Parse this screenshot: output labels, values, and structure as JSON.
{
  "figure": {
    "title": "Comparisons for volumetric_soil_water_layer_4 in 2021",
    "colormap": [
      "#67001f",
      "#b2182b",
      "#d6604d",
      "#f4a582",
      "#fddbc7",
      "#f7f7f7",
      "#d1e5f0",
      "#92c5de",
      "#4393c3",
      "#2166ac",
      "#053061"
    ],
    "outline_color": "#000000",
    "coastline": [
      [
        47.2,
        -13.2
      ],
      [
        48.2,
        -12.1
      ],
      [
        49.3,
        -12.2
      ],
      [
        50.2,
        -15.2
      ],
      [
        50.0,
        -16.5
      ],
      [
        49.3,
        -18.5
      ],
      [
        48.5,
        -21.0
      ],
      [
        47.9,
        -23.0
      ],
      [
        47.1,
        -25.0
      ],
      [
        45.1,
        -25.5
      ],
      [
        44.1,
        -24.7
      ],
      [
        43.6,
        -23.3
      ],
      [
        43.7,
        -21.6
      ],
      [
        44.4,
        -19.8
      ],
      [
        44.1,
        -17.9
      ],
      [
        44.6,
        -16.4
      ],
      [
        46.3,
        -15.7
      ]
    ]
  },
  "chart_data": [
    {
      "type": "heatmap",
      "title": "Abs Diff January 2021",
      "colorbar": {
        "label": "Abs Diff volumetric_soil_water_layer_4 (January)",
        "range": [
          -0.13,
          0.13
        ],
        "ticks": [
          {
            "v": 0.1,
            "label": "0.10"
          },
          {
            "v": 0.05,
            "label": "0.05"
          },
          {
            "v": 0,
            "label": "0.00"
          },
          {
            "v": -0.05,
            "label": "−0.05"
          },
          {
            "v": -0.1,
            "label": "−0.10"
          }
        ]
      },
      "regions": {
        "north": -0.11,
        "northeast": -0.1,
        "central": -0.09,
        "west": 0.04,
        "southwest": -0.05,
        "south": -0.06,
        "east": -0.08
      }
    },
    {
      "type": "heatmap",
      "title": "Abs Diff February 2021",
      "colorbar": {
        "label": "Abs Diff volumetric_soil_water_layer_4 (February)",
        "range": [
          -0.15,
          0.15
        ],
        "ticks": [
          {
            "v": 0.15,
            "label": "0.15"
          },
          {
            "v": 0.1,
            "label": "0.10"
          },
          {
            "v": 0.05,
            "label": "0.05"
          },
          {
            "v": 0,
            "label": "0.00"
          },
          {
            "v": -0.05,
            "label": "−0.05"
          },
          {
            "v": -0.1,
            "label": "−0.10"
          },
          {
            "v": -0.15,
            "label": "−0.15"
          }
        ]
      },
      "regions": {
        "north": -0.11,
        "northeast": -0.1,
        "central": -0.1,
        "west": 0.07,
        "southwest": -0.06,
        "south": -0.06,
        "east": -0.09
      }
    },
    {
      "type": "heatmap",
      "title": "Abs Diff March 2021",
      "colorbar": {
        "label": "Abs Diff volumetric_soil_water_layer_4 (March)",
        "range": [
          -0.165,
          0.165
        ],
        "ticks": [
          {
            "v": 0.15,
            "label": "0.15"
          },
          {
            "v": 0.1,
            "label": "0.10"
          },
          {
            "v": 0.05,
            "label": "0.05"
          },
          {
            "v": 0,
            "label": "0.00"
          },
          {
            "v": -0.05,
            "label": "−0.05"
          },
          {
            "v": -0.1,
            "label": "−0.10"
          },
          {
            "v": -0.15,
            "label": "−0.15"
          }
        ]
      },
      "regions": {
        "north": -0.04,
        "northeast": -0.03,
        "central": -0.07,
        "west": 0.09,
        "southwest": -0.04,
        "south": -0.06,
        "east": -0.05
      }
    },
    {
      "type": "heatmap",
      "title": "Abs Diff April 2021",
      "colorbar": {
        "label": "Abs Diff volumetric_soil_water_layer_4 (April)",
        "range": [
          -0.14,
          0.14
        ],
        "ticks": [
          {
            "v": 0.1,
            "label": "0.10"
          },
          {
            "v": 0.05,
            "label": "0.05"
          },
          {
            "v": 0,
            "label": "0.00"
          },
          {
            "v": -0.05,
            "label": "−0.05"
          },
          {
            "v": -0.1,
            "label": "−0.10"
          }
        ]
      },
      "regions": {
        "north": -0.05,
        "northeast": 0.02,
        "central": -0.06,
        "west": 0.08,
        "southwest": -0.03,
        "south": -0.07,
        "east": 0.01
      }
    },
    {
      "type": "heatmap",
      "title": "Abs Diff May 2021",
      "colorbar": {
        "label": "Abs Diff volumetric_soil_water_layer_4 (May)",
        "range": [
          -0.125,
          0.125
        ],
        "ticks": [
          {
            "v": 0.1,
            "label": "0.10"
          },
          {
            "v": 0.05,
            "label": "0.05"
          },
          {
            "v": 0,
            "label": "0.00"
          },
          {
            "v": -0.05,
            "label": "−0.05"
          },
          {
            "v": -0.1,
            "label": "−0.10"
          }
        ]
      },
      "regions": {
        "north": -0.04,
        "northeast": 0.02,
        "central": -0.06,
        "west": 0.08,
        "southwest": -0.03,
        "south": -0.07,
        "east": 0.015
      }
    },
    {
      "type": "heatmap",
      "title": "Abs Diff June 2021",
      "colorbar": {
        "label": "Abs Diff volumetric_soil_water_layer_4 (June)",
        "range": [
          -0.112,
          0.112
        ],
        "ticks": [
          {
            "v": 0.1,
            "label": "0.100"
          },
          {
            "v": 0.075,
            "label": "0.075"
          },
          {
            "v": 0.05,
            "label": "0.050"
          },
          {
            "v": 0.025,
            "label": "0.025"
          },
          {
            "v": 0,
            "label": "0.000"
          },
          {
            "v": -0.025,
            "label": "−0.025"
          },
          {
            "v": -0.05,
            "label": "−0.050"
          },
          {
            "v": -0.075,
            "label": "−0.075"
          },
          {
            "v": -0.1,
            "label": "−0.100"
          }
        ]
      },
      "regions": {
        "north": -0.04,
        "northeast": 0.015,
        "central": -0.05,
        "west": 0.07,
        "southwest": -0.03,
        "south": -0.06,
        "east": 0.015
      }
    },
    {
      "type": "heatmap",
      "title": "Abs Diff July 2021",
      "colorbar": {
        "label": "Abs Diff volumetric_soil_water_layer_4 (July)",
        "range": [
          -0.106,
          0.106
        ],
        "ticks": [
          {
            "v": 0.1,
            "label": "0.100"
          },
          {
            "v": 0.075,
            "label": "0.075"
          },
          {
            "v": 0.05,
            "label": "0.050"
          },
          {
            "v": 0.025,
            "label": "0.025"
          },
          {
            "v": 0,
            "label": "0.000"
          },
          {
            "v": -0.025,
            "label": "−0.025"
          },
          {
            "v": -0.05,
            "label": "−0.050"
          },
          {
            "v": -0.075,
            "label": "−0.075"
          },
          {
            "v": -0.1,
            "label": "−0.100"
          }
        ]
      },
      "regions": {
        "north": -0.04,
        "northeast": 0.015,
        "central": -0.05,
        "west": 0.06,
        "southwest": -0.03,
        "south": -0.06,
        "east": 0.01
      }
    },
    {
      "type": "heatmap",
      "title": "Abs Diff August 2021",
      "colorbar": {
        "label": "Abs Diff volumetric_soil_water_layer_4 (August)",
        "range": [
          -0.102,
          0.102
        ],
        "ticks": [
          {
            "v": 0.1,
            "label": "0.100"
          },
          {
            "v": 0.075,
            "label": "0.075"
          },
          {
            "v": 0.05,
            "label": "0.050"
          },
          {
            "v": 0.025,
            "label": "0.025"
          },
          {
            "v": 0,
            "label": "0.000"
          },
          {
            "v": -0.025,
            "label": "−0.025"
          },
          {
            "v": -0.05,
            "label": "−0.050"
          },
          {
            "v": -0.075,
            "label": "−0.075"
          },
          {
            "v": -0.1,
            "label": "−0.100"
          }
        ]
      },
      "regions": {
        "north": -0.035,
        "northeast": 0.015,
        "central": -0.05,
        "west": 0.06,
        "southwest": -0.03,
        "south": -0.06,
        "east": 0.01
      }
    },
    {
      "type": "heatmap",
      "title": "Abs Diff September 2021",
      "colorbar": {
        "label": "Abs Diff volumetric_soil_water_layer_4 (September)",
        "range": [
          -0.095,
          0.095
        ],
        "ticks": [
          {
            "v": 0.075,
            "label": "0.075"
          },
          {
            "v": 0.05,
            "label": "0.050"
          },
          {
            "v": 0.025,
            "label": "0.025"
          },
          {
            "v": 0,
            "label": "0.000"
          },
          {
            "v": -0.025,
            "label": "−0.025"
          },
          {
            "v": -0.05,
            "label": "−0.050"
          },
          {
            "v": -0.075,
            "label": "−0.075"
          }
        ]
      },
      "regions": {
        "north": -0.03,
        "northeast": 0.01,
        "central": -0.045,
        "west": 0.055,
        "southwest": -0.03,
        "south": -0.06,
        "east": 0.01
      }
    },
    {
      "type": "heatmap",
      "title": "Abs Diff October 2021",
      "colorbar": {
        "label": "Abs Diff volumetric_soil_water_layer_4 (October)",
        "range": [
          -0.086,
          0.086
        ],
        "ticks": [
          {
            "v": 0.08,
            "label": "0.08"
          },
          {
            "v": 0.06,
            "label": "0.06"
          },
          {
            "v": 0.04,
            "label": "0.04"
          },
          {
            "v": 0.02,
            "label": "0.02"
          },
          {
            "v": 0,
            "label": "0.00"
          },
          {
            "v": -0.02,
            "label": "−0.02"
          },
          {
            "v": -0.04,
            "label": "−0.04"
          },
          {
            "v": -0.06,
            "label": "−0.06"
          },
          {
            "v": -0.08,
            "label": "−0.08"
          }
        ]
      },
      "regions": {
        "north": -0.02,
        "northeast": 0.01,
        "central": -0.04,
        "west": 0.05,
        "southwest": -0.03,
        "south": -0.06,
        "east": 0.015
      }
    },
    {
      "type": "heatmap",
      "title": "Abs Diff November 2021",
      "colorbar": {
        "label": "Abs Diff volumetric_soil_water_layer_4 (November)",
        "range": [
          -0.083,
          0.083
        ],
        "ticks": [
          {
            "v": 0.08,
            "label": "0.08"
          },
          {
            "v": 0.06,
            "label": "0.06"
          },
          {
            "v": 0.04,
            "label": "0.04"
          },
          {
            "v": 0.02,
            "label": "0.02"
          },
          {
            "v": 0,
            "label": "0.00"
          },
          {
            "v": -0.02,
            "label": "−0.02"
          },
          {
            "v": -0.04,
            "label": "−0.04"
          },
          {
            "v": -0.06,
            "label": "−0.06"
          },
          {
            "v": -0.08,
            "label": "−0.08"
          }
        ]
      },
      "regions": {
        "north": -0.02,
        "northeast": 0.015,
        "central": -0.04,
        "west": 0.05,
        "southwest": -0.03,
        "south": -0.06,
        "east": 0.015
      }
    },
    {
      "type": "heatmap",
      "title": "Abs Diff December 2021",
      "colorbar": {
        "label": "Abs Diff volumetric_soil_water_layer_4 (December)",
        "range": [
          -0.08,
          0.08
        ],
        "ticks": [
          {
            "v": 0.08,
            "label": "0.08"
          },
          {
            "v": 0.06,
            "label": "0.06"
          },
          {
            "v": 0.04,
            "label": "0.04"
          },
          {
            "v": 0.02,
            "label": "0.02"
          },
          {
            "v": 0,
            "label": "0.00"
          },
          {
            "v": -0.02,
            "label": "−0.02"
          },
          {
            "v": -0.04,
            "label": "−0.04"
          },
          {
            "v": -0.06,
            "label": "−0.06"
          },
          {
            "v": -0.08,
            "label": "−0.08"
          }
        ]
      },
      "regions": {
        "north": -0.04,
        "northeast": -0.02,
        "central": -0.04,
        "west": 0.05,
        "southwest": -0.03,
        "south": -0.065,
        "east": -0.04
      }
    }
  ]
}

::::

_Exercise prompt:_ Return each line where "August" shows up.

_Written response:_
      "title": "Abs Diff August 2021",
        "label": "Abs Diff volumetric_soil_water_layer_4 (August)",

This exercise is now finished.